[BEGIN]

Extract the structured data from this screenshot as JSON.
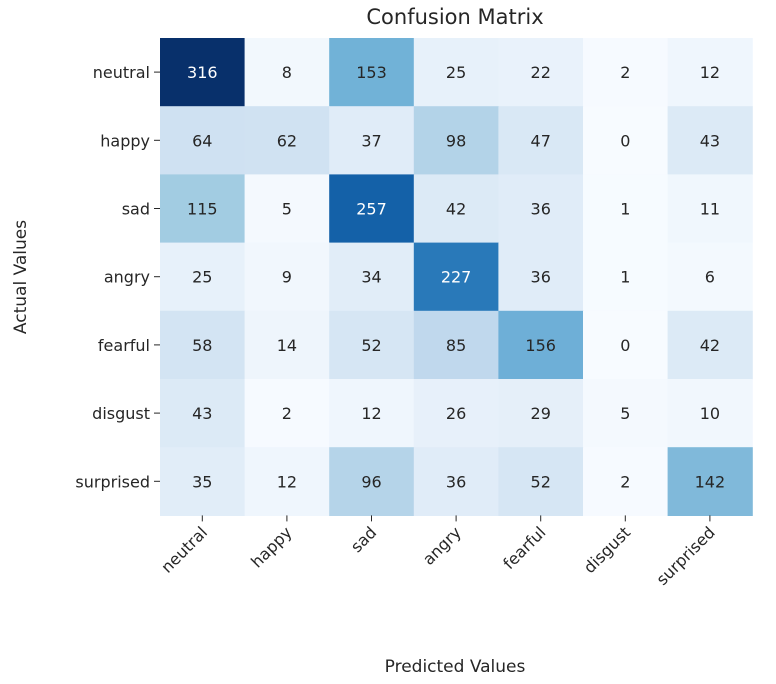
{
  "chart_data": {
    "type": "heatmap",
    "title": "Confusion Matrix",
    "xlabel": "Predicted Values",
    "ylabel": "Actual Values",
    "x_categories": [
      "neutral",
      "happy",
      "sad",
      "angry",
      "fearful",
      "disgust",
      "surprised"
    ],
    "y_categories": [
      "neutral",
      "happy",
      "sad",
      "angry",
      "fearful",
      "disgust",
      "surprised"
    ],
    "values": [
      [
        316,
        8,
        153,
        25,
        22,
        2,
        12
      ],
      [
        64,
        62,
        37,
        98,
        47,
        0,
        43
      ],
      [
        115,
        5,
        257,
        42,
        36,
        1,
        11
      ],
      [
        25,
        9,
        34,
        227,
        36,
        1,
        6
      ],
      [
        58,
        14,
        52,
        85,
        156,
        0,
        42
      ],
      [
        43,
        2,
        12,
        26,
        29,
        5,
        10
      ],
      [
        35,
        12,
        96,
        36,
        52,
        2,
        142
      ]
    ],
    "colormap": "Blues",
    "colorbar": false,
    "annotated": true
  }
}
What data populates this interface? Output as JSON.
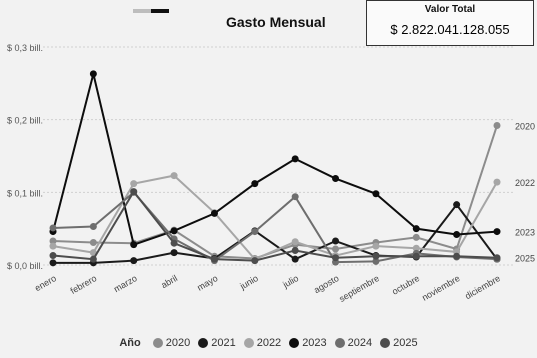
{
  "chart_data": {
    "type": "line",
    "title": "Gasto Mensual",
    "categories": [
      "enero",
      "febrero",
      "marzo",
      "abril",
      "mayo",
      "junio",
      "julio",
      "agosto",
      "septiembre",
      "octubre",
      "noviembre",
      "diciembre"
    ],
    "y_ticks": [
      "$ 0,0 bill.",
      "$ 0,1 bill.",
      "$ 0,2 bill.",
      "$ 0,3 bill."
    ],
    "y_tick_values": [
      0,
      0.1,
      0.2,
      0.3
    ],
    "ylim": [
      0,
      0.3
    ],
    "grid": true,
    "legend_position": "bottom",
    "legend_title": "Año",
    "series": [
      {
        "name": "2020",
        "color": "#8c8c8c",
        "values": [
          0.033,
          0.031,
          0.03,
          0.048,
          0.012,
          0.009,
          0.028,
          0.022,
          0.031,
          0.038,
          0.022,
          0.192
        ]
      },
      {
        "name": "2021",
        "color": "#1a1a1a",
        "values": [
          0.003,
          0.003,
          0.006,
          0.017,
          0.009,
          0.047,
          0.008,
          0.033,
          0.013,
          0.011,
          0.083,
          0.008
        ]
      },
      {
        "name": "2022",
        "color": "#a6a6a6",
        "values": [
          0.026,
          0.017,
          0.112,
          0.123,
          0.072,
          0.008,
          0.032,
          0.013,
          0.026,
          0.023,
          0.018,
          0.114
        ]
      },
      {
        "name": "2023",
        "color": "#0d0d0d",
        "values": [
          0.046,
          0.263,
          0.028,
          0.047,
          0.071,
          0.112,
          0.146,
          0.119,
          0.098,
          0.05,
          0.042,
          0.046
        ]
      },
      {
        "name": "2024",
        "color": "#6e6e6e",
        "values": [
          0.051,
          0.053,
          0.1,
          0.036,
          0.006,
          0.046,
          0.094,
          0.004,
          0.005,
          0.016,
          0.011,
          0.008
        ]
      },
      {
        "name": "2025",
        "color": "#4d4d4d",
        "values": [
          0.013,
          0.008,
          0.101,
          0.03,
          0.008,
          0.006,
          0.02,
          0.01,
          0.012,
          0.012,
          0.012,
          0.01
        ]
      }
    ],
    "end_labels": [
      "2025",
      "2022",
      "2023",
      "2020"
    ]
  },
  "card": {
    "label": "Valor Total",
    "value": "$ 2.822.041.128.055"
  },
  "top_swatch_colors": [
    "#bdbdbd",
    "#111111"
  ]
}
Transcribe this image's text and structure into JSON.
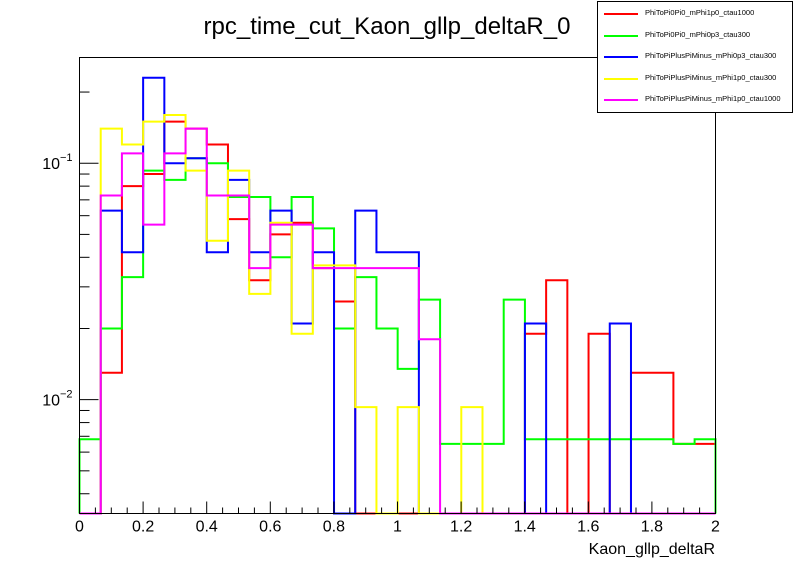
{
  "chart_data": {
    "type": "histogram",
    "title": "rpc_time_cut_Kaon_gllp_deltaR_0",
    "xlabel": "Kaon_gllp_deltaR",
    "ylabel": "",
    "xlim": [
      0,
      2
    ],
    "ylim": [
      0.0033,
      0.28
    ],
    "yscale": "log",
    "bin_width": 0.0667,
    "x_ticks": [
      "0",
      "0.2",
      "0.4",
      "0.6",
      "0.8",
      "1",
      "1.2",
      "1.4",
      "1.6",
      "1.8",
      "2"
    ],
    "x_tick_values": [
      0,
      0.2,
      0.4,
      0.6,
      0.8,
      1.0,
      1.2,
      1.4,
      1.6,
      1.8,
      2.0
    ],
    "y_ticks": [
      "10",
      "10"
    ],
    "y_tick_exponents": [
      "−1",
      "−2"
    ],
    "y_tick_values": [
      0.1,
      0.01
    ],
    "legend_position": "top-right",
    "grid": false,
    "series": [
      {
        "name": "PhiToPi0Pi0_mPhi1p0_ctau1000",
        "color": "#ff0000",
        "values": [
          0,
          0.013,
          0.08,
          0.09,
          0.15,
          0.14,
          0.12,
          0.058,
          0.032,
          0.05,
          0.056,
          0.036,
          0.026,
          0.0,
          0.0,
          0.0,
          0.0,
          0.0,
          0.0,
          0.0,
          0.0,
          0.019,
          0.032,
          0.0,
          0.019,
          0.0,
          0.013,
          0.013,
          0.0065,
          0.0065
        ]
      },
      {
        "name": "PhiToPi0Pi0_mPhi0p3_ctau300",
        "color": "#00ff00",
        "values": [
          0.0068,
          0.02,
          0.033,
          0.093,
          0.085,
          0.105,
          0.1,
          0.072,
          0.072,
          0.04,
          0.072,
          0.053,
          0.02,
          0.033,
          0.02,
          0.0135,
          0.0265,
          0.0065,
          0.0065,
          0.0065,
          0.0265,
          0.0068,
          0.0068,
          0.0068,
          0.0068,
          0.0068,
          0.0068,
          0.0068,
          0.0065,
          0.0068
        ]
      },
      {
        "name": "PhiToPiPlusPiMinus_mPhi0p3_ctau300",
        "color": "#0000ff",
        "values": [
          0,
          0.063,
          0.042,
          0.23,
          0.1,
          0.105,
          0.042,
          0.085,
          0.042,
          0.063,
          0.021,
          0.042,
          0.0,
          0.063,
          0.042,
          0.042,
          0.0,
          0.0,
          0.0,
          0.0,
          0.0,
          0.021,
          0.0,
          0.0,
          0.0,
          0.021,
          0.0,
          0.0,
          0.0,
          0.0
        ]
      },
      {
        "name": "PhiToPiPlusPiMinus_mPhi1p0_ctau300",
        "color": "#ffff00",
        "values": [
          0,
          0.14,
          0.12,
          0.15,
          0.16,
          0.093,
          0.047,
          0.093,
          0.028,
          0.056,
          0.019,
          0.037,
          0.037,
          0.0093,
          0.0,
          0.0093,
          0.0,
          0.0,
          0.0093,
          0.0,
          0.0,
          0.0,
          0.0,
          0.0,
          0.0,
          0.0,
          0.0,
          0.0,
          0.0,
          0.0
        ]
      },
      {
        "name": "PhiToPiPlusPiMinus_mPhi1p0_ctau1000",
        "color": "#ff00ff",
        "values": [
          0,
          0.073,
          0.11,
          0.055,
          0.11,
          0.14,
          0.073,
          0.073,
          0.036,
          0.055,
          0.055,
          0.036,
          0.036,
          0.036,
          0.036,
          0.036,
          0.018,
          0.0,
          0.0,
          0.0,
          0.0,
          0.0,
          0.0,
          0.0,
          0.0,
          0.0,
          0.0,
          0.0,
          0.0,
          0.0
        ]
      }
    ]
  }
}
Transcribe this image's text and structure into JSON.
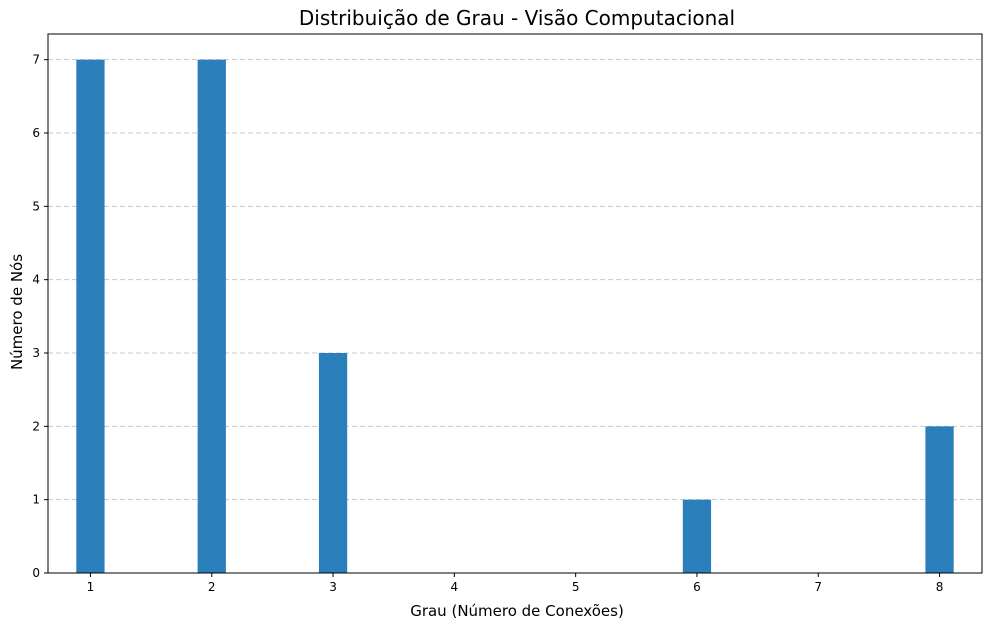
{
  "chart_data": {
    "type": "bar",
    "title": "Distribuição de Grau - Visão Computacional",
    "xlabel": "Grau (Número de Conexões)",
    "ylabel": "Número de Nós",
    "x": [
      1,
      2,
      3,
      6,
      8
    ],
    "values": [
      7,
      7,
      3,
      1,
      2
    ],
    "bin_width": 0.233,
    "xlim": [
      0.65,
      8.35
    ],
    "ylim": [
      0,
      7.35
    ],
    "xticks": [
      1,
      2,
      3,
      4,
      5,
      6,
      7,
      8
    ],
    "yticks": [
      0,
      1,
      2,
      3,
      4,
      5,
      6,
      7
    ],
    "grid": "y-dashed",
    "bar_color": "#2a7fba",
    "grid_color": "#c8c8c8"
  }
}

[END]

* _STATED EXERCISE_: Tally up the lines in the records that contain the word "Grau" and give only the total.

* _CORRECT RESPONSE_: 2